(What you will do):
Would you write out the entries below, every one of them, exactly?

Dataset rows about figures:

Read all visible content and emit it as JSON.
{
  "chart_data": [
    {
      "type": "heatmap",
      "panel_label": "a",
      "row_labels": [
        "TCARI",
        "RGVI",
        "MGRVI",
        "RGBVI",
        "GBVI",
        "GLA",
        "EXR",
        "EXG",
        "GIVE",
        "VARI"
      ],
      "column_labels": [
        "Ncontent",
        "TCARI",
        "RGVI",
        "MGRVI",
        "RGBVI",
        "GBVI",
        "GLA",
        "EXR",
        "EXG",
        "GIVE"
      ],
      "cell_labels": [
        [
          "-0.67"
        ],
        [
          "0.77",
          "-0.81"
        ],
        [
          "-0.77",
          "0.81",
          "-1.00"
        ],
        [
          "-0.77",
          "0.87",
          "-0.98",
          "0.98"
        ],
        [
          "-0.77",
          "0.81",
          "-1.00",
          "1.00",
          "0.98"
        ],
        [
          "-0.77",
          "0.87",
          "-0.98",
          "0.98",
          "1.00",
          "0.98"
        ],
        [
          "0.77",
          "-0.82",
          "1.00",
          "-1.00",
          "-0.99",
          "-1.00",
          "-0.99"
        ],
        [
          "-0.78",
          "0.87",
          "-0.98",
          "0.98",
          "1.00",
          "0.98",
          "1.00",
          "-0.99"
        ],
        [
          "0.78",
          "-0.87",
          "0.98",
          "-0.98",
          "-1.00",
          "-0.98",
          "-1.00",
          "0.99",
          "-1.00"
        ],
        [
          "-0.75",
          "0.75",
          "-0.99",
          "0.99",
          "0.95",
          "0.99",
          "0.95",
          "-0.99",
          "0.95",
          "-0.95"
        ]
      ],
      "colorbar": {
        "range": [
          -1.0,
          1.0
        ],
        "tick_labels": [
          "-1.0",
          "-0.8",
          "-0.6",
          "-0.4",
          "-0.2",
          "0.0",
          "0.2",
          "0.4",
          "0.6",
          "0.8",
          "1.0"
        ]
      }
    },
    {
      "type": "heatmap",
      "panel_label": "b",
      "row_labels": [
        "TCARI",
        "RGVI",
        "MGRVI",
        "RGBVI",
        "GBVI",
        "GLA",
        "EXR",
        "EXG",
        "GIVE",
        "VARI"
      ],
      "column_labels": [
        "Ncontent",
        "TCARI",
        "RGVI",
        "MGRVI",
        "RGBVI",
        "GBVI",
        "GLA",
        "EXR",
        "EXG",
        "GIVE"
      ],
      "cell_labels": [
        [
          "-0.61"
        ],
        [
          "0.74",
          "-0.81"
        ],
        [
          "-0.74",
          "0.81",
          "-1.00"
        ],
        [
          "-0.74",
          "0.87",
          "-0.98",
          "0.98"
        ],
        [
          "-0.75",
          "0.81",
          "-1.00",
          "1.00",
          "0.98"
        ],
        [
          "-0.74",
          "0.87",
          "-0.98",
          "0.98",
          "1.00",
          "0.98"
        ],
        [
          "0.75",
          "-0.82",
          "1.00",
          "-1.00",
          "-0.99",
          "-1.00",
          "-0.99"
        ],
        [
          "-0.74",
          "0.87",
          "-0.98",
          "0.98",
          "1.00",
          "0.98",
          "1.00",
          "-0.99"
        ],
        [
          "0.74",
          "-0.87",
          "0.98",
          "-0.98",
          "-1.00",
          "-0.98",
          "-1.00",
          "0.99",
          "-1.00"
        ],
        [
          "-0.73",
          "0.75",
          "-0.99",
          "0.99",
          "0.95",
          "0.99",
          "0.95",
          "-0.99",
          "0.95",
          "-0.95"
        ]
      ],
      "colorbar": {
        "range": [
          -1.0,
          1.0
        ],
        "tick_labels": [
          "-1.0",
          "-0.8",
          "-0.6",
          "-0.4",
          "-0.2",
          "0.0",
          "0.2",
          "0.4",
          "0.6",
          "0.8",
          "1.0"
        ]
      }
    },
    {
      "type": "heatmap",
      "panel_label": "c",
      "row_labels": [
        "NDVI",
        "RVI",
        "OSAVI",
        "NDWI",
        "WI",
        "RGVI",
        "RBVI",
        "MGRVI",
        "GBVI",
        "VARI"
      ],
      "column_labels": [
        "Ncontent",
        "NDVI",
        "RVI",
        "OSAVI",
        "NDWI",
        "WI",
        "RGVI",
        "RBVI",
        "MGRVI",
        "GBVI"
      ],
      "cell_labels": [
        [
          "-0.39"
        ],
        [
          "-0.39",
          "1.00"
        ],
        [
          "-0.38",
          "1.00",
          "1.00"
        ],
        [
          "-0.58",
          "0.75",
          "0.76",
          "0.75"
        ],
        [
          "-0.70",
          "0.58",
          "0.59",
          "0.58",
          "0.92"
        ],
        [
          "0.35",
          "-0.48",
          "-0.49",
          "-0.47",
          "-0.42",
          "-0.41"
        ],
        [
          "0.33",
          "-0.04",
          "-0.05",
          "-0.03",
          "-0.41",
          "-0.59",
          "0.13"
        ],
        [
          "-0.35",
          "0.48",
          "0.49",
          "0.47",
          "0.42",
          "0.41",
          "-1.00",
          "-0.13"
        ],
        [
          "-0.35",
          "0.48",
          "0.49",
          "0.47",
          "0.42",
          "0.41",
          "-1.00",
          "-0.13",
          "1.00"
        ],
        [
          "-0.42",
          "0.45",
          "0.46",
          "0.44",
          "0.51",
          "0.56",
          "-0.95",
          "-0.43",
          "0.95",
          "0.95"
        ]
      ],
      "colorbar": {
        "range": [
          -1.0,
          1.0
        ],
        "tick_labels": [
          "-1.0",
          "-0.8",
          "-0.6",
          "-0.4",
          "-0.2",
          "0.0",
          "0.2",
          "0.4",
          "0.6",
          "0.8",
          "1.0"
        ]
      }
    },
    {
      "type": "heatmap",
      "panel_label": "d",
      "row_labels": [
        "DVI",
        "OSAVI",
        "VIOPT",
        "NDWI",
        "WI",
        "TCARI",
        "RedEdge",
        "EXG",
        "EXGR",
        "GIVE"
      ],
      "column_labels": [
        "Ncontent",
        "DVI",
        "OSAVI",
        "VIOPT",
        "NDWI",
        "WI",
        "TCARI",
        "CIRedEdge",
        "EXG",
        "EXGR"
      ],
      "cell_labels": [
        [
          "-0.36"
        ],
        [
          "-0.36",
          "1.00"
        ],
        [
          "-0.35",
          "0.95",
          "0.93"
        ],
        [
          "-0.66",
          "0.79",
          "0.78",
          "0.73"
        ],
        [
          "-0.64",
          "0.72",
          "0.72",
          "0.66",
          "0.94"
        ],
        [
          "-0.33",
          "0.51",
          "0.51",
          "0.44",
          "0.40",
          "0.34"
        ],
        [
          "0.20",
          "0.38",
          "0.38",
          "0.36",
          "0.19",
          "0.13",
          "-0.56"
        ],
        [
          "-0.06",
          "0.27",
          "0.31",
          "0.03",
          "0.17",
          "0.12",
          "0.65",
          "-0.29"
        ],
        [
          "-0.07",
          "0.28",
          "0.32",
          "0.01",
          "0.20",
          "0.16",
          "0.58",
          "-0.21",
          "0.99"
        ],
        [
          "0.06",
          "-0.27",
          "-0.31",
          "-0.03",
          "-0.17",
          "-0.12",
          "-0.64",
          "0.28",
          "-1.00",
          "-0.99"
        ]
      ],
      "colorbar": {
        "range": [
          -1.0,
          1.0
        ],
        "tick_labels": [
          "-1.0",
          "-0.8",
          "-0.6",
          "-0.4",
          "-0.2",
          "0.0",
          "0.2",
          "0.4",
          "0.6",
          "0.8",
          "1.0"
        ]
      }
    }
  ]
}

(Finished answer):
Read all visible content and emit it as JSON.
{
  "chart_data": [
    {
      "type": "heatmap",
      "panel_label": "a",
      "row_labels": [
        "TCARI",
        "RGVI",
        "MGRVI",
        "RGBVI",
        "GBVI",
        "GLA",
        "EXR",
        "EXG",
        "GIVE",
        "VARI"
      ],
      "column_labels": [
        "Ncontent",
        "TCARI",
        "RGVI",
        "MGRVI",
        "RGBVI",
        "GBVI",
        "GLA",
        "EXR",
        "EXG",
        "GIVE"
      ],
      "cell_labels": [
        [
          "-0.67"
        ],
        [
          "0.77",
          "-0.81"
        ],
        [
          "-0.77",
          "0.81",
          "-1.00"
        ],
        [
          "-0.77",
          "0.87",
          "-0.98",
          "0.98"
        ],
        [
          "-0.77",
          "0.81",
          "-1.00",
          "1.00",
          "0.98"
        ],
        [
          "-0.77",
          "0.87",
          "-0.98",
          "0.98",
          "1.00",
          "0.98"
        ],
        [
          "0.77",
          "-0.82",
          "1.00",
          "-1.00",
          "-0.99",
          "-1.00",
          "-0.99"
        ],
        [
          "-0.78",
          "0.87",
          "-0.98",
          "0.98",
          "1.00",
          "0.98",
          "1.00",
          "-0.99"
        ],
        [
          "0.78",
          "-0.87",
          "0.98",
          "-0.98",
          "-1.00",
          "-0.98",
          "-1.00",
          "0.99",
          "-1.00"
        ],
        [
          "-0.75",
          "0.75",
          "-0.99",
          "0.99",
          "0.95",
          "0.99",
          "0.95",
          "-0.99",
          "0.95",
          "-0.95"
        ]
      ],
      "colorbar": {
        "range": [
          -1.0,
          1.0
        ],
        "tick_labels": [
          "-1.0",
          "-0.8",
          "-0.6",
          "-0.4",
          "-0.2",
          "0.0",
          "0.2",
          "0.4",
          "0.6",
          "0.8",
          "1.0"
        ]
      }
    },
    {
      "type": "heatmap",
      "panel_label": "b",
      "row_labels": [
        "TCARI",
        "RGVI",
        "MGRVI",
        "RGBVI",
        "GBVI",
        "GLA",
        "EXR",
        "EXG",
        "GIVE",
        "VARI"
      ],
      "column_labels": [
        "Ncontent",
        "TCARI",
        "RGVI",
        "MGRVI",
        "RGBVI",
        "GBVI",
        "GLA",
        "EXR",
        "EXG",
        "GIVE"
      ],
      "cell_labels": [
        [
          "-0.61"
        ],
        [
          "0.74",
          "-0.81"
        ],
        [
          "-0.74",
          "0.81",
          "-1.00"
        ],
        [
          "-0.74",
          "0.87",
          "-0.98",
          "0.98"
        ],
        [
          "-0.75",
          "0.81",
          "-1.00",
          "1.00",
          "0.98"
        ],
        [
          "-0.74",
          "0.87",
          "-0.98",
          "0.98",
          "1.00",
          "0.98"
        ],
        [
          "0.75",
          "-0.82",
          "1.00",
          "-1.00",
          "-0.99",
          "-1.00",
          "-0.99"
        ],
        [
          "-0.74",
          "0.87",
          "-0.98",
          "0.98",
          "1.00",
          "0.98",
          "1.00",
          "-0.99"
        ],
        [
          "0.74",
          "-0.87",
          "0.98",
          "-0.98",
          "-1.00",
          "-0.98",
          "-1.00",
          "0.99",
          "-1.00"
        ],
        [
          "-0.73",
          "0.75",
          "-0.99",
          "0.99",
          "0.95",
          "0.99",
          "0.95",
          "-0.99",
          "0.95",
          "-0.95"
        ]
      ],
      "colorbar": {
        "range": [
          -1.0,
          1.0
        ],
        "tick_labels": [
          "-1.0",
          "-0.8",
          "-0.6",
          "-0.4",
          "-0.2",
          "0.0",
          "0.2",
          "0.4",
          "0.6",
          "0.8",
          "1.0"
        ]
      }
    },
    {
      "type": "heatmap",
      "panel_label": "c",
      "row_labels": [
        "NDVI",
        "RVI",
        "OSAVI",
        "NDWI",
        "WI",
        "RGVI",
        "RBVI",
        "MGRVI",
        "GBVI",
        "VARI"
      ],
      "column_labels": [
        "Ncontent",
        "NDVI",
        "RVI",
        "OSAVI",
        "NDWI",
        "WI",
        "RGVI",
        "RBVI",
        "MGRVI",
        "GBVI"
      ],
      "cell_labels": [
        [
          "-0.39"
        ],
        [
          "-0.39",
          "1.00"
        ],
        [
          "-0.38",
          "1.00",
          "1.00"
        ],
        [
          "-0.58",
          "0.75",
          "0.76",
          "0.75"
        ],
        [
          "-0.70",
          "0.58",
          "0.59",
          "0.58",
          "0.92"
        ],
        [
          "0.35",
          "-0.48",
          "-0.49",
          "-0.47",
          "-0.42",
          "-0.41"
        ],
        [
          "0.33",
          "-0.04",
          "-0.05",
          "-0.03",
          "-0.41",
          "-0.59",
          "0.13"
        ],
        [
          "-0.35",
          "0.48",
          "0.49",
          "0.47",
          "0.42",
          "0.41",
          "-1.00",
          "-0.13"
        ],
        [
          "-0.35",
          "0.48",
          "0.49",
          "0.47",
          "0.42",
          "0.41",
          "-1.00",
          "-0.13",
          "1.00"
        ],
        [
          "-0.42",
          "0.45",
          "0.46",
          "0.44",
          "0.51",
          "0.56",
          "-0.95",
          "-0.43",
          "0.95",
          "0.95"
        ]
      ],
      "colorbar": {
        "range": [
          -1.0,
          1.0
        ],
        "tick_labels": [
          "-1.0",
          "-0.8",
          "-0.6",
          "-0.4",
          "-0.2",
          "0.0",
          "0.2",
          "0.4",
          "0.6",
          "0.8",
          "1.0"
        ]
      }
    },
    {
      "type": "heatmap",
      "panel_label": "d",
      "row_labels": [
        "DVI",
        "OSAVI",
        "VIOPT",
        "NDWI",
        "WI",
        "TCARI",
        "RedEdge",
        "EXG",
        "EXGR",
        "GIVE"
      ],
      "column_labels": [
        "Ncontent",
        "DVI",
        "OSAVI",
        "VIOPT",
        "NDWI",
        "WI",
        "TCARI",
        "CIRedEdge",
        "EXG",
        "EXGR"
      ],
      "cell_labels": [
        [
          "-0.36"
        ],
        [
          "-0.36",
          "1.00"
        ],
        [
          "-0.35",
          "0.95",
          "0.93"
        ],
        [
          "-0.66",
          "0.79",
          "0.78",
          "0.73"
        ],
        [
          "-0.64",
          "0.72",
          "0.72",
          "0.66",
          "0.94"
        ],
        [
          "-0.33",
          "0.51",
          "0.51",
          "0.44",
          "0.40",
          "0.34"
        ],
        [
          "0.20",
          "0.38",
          "0.38",
          "0.36",
          "0.19",
          "0.13",
          "-0.56"
        ],
        [
          "-0.06",
          "0.27",
          "0.31",
          "0.03",
          "0.17",
          "0.12",
          "0.65",
          "-0.29"
        ],
        [
          "-0.07",
          "0.28",
          "0.32",
          "0.01",
          "0.20",
          "0.16",
          "0.58",
          "-0.21",
          "0.99"
        ],
        [
          "0.06",
          "-0.27",
          "-0.31",
          "-0.03",
          "-0.17",
          "-0.12",
          "-0.64",
          "0.28",
          "-1.00",
          "-0.99"
        ]
      ],
      "colorbar": {
        "range": [
          -1.0,
          1.0
        ],
        "tick_labels": [
          "-1.0",
          "-0.8",
          "-0.6",
          "-0.4",
          "-0.2",
          "0.0",
          "0.2",
          "0.4",
          "0.6",
          "0.8",
          "1.0"
        ]
      }
    }
  ]
}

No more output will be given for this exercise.